Data entries

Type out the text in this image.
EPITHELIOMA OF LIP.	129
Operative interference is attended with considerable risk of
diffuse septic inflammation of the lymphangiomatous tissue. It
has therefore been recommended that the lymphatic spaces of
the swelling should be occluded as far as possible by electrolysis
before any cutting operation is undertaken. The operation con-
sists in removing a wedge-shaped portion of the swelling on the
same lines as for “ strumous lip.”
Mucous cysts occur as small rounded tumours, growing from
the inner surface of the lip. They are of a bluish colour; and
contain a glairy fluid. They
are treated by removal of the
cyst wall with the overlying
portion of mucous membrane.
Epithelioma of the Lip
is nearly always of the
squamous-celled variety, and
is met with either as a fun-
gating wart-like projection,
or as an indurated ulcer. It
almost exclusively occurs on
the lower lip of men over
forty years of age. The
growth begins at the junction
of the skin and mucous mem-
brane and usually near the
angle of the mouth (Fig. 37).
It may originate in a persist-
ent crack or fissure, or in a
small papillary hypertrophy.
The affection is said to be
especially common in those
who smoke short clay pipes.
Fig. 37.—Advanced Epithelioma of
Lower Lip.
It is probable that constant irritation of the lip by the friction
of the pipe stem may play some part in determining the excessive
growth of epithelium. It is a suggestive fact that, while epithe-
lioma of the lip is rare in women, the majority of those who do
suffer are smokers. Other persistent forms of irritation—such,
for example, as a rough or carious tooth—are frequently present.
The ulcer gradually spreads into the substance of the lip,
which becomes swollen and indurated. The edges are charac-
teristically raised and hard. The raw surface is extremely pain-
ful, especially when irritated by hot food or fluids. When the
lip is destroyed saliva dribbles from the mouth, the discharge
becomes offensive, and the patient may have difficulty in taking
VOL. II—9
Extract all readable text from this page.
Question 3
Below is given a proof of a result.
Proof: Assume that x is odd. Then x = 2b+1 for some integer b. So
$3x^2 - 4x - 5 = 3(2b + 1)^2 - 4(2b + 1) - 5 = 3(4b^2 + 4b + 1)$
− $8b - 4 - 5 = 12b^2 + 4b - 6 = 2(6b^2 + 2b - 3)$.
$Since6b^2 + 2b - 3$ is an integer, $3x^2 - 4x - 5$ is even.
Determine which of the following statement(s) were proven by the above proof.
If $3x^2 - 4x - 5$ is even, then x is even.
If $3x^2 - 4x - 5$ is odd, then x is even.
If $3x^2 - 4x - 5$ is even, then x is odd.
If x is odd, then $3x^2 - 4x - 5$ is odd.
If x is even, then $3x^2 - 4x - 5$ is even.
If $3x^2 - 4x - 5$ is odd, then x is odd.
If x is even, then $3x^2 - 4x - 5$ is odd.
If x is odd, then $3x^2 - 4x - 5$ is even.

*Aim*.
Reply with nothing but the number of lines in the data above that contain "becomes".

*Exercise result*.
2